Your objective: Write out the listing in full, matching it word for word.

== == ==

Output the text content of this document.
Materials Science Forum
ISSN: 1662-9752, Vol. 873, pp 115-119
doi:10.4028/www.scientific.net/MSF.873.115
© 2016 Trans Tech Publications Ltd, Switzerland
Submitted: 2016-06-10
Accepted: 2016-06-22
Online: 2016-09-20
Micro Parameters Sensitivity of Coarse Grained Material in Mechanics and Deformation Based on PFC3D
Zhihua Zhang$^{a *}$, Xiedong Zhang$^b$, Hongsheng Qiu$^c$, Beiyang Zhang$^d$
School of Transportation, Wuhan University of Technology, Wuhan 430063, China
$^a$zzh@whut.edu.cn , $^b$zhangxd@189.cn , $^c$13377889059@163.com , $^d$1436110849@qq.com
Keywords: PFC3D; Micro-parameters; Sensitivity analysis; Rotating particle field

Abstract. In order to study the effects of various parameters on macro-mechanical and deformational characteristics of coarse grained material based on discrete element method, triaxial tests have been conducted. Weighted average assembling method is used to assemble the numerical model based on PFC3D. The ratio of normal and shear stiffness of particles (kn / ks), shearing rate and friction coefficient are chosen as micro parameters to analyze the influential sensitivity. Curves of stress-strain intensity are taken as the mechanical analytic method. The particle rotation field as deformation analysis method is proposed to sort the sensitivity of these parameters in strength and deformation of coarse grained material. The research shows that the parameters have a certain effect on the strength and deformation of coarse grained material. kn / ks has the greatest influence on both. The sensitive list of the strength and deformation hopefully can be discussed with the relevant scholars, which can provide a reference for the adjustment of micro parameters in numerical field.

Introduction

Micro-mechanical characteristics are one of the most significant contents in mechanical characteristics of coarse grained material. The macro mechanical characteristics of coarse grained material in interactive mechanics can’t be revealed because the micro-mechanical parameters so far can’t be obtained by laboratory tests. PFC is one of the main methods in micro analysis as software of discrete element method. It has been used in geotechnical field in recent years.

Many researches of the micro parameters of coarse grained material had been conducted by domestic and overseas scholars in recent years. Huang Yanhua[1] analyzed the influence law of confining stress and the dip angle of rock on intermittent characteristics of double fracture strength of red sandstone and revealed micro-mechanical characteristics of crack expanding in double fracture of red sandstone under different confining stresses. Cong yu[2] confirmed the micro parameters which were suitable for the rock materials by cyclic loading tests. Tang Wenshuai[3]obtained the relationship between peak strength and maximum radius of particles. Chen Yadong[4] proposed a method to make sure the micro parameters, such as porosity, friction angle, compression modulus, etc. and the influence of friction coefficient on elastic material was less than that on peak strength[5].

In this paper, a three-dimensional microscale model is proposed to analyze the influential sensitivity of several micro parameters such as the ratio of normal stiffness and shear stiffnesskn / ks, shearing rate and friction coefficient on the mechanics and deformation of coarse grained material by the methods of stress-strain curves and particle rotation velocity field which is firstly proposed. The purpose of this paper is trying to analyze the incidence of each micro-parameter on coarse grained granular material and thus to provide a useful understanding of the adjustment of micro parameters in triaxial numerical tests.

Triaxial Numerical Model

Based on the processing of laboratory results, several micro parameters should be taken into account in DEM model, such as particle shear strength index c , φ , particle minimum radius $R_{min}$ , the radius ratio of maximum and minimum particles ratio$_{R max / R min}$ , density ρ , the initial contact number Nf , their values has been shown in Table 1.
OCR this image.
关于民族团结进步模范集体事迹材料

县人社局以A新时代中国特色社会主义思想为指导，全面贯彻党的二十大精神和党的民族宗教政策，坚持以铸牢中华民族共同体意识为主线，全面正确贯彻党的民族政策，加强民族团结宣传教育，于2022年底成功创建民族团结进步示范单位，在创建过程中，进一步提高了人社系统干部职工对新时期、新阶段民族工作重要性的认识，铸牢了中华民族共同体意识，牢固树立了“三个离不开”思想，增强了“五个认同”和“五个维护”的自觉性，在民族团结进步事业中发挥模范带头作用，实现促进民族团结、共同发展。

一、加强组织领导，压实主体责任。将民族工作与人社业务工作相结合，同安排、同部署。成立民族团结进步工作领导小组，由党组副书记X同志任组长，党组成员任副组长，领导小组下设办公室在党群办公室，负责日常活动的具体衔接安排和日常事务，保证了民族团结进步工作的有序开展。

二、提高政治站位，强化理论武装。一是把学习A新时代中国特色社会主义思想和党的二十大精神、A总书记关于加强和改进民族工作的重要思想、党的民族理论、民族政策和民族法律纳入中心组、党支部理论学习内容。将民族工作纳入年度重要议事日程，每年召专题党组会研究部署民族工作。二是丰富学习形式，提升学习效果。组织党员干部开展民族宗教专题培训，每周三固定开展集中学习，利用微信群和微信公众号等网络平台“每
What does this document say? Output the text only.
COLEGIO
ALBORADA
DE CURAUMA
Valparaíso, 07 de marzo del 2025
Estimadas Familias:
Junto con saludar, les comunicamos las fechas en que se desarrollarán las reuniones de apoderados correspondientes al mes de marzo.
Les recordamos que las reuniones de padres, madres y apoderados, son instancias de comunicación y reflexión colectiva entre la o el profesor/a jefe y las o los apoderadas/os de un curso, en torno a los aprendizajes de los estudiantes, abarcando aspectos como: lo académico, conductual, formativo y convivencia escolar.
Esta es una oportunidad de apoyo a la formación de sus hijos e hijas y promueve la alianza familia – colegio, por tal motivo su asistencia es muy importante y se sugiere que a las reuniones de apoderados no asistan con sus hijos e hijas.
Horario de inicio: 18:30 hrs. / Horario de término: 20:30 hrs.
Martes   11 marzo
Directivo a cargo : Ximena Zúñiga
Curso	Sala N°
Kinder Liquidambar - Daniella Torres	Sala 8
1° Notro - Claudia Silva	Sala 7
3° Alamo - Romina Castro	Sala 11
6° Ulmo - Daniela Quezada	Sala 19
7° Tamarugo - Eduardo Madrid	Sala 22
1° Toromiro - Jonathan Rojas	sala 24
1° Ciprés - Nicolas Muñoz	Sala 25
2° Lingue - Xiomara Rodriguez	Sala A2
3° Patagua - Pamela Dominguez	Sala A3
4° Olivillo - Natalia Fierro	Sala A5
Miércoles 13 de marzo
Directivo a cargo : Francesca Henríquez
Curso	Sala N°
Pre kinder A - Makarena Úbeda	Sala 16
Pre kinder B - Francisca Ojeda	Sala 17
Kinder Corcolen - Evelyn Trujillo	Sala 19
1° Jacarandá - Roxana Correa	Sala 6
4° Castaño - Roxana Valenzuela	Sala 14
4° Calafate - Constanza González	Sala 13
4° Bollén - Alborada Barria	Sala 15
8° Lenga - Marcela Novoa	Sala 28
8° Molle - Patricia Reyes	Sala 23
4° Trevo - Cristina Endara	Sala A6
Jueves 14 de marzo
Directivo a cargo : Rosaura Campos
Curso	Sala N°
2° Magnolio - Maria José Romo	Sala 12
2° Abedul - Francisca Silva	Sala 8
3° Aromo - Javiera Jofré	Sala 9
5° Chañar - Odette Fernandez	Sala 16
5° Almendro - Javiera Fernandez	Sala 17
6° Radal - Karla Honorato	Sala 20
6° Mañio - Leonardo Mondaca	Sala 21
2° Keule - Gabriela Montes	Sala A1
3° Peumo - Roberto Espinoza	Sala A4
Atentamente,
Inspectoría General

== == ==

Expected answer:
Output the text content of this document.
Materials Science Forum
ISSN: 1662-9752, Vol. 873, pp 115-119
doi:10.4028/www.scientific.net/MSF.873.115
© 2016 Trans Tech Publications Ltd, Switzerland
Submitted: 2016-06-10
Accepted: 2016-06-22
Online: 2016-09-20
Micro Parameters Sensitivity of Coarse Grained Material in Mechanics and Deformation Based on PFC3D
Zhihua Zhang$^{a *}$, Xiedong Zhang$^b$, Hongsheng Qiu$^c$, Beiyang Zhang$^d$
School of Transportation, Wuhan University of Technology, Wuhan 430063, China
$^a$zzh@whut.edu.cn , $^b$zhangxd@189.cn , $^c$13377889059@163.com , $^d$1436110849@qq.com
Keywords: PFC3D; Micro-parameters; Sensitivity analysis; Rotating particle field

Abstract. In order to study the effects of various parameters on macro-mechanical and deformational characteristics of coarse grained material based on discrete element method, triaxial tests have been conducted. Weighted average assembling method is used to assemble the numerical model based on PFC3D. The ratio of normal and shear stiffness of particles (kn / ks), shearing rate and friction coefficient are chosen as micro parameters to analyze the influential sensitivity. Curves of stress-strain intensity are taken as the mechanical analytic method. The particle rotation field as deformation analysis method is proposed to sort the sensitivity of these parameters in strength and deformation of coarse grained material. The research shows that the parameters have a certain effect on the strength and deformation of coarse grained material. kn / ks has the greatest influence on both. The sensitive list of the strength and deformation hopefully can be discussed with the relevant scholars, which can provide a reference for the adjustment of micro parameters in numerical field.

Introduction

Micro-mechanical characteristics are one of the most significant contents in mechanical characteristics of coarse grained material. The macro mechanical characteristics of coarse grained material in interactive mechanics can’t be revealed because the micro-mechanical parameters so far can’t be obtained by laboratory tests. PFC is one of the main methods in micro analysis as software of discrete element method. It has been used in geotechnical field in recent years.

Many researches of the micro parameters of coarse grained material had been conducted by domestic and overseas scholars in recent years. Huang Yanhua[1] analyzed the influence law of confining stress and the dip angle of rock on intermittent characteristics of double fracture strength of red sandstone and revealed micro-mechanical characteristics of crack expanding in double fracture of red sandstone under different confining stresses. Cong yu[2] confirmed the micro parameters which were suitable for the rock materials by cyclic loading tests. Tang Wenshuai[3]obtained the relationship between peak strength and maximum radius of particles. Chen Yadong[4] proposed a method to make sure the micro parameters, such as porosity, friction angle, compression modulus, etc. and the influence of friction coefficient on elastic material was less than that on peak strength[5].

In this paper, a three-dimensional microscale model is proposed to analyze the influential sensitivity of several micro parameters such as the ratio of normal stiffness and shear stiffnesskn / ks, shearing rate and friction coefficient on the mechanics and deformation of coarse grained material by the methods of stress-strain curves and particle rotation velocity field which is firstly proposed. The purpose of this paper is trying to analyze the incidence of each micro-parameter on coarse grained granular material and thus to provide a useful understanding of the adjustment of micro parameters in triaxial numerical tests.

Triaxial Numerical Model

Based on the processing of laboratory results, several micro parameters should be taken into account in DEM model, such as particle shear strength index c , φ , particle minimum radius $R_{min}$ , the radius ratio of maximum and minimum particles ratio$_{R max / R min}$ , density ρ , the initial contact number Nf , their values has been shown in Table 1.
OCR this image.
关于民族团结进步模范集体事迹材料

县人社局以A新时代中国特色社会主义思想为指导，全面贯彻党的二十大精神和党的民族宗教政策，坚持以铸牢中华民族共同体意识为主线，全面正确贯彻党的民族政策，加强民族团结宣传教育，于2022年底成功创建民族团结进步示范单位，在创建过程中，进一步提高了人社系统干部职工对新时期、新阶段民族工作重要性的认识，铸牢了中华民族共同体意识，牢固树立了“三个离不开”思想，增强了“五个认同”和“五个维护”的自觉性，在民族团结进步事业中发挥模范带头作用，实现促进民族团结、共同发展。

一、加强组织领导，压实主体责任。将民族工作与人社业务工作相结合，同安排、同部署。成立民族团结进步工作领导小组，由党组副书记X同志任组长，党组成员任副组长，领导小组下设办公室在党群办公室，负责日常活动的具体衔接安排和日常事务，保证了民族团结进步工作的有序开展。

二、提高政治站位，强化理论武装。一是把学习A新时代中国特色社会主义思想和党的二十大精神、A总书记关于加强和改进民族工作的重要思想、党的民族理论、民族政策和民族法律纳入中心组、党支部理论学习内容。将民族工作纳入年度重要议事日程，每年召专题党组会研究部署民族工作。二是丰富学习形式，提升学习效果。组织党员干部开展民族宗教专题培训，每周三固定开展集中学习，利用微信群和微信公众号等网络平台“每
What does this document say? Output the text only.
COLEGIO
ALBORADA
DE CURAUMA
Valparaíso, 07 de marzo del 2025
Estimadas Familias:
Junto con saludar, les comunicamos las fechas en que se desarrollarán las reuniones de apoderados correspondientes al mes de marzo.
Les recordamos que las reuniones de padres, madres y apoderados, son instancias de comunicación y reflexión colectiva entre la o el profesor/a jefe y las o los apoderadas/os de un curso, en torno a los aprendizajes de los estudiantes, abarcando aspectos como: lo académico, conductual, formativo y convivencia escolar.
Esta es una oportunidad de apoyo a la formación de sus hijos e hijas y promueve la alianza familia – colegio, por tal motivo su asistencia es muy importante y se sugiere que a las reuniones de apoderados no asistan con sus hijos e hijas.
Horario de inicio: 18:30 hrs. / Horario de término: 20:30 hrs.
Martes   11 marzo
Directivo a cargo : Ximena Zúñiga
Curso	Sala N°
Kinder Liquidambar - Daniella Torres	Sala 8
1° Notro - Claudia Silva	Sala 7
3° Alamo - Romina Castro	Sala 11
6° Ulmo - Daniela Quezada	Sala 19
7° Tamarugo - Eduardo Madrid	Sala 22
1° Toromiro - Jonathan Rojas	sala 24
1° Ciprés - Nicolas Muñoz	Sala 25
2° Lingue - Xiomara Rodriguez	Sala A2
3° Patagua - Pamela Dominguez	Sala A3
4° Olivillo - Natalia Fierro	Sala A5
Miércoles 13 de marzo
Directivo a cargo : Francesca Henríquez
Curso	Sala N°
Pre kinder A - Makarena Úbeda	Sala 16
Pre kinder B - Francisca Ojeda	Sala 17
Kinder Corcolen - Evelyn Trujillo	Sala 19
1° Jacarandá - Roxana Correa	Sala 6
4° Castaño - Roxana Valenzuela	Sala 14
4° Calafate - Constanza González	Sala 13
4° Bollén - Alborada Barria	Sala 15
8° Lenga - Marcela Novoa	Sala 28
8° Molle - Patricia Reyes	Sala 23
4° Trevo - Cristina Endara	Sala A6
Jueves 14 de marzo
Directivo a cargo : Rosaura Campos
Curso	Sala N°
2° Magnolio - Maria José Romo	Sala 12
2° Abedul - Francisca Silva	Sala 8
3° Aromo - Javiera Jofré	Sala 9
5° Chañar - Odette Fernandez	Sala 16
5° Almendro - Javiera Fernandez	Sala 17
6° Radal - Karla Honorato	Sala 20
6° Mañio - Leonardo Mondaca	Sala 21
2° Keule - Gabriela Montes	Sala A1
3° Peumo - Roberto Espinoza	Sala A4
Atentamente,
Inspectoría General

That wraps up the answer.